## Given instruction
Search the data below for the word "input" and copy each line that holds it.

## Rows
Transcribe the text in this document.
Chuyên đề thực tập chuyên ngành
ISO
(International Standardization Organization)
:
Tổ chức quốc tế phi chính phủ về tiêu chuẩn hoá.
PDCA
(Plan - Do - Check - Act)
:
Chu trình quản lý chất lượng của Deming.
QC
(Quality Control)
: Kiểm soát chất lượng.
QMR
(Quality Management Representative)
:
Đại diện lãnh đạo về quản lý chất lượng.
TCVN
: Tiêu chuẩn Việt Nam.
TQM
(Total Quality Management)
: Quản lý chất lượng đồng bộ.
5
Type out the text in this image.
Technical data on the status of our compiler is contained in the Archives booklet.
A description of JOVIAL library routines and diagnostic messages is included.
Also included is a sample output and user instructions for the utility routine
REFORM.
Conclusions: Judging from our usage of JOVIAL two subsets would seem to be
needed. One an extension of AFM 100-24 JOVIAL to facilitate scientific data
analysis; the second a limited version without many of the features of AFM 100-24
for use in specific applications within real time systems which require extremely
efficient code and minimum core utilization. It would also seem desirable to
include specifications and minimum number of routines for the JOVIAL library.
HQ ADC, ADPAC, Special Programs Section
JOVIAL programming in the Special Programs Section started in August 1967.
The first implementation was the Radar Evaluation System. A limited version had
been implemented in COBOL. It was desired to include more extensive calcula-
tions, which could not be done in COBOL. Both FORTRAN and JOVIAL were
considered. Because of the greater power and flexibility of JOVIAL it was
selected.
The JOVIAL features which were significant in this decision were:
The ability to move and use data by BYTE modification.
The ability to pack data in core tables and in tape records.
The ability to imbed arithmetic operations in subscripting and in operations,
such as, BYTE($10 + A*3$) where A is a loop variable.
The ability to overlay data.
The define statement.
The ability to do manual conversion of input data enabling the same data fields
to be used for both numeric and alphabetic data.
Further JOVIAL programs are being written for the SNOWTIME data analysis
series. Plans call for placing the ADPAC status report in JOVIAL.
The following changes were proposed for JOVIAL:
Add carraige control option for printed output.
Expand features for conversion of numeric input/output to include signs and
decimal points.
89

## Reply to the exercise
The ability to do manual conversion of input data enabling the same data fields
Expand features for conversion of numeric input/output to include signs and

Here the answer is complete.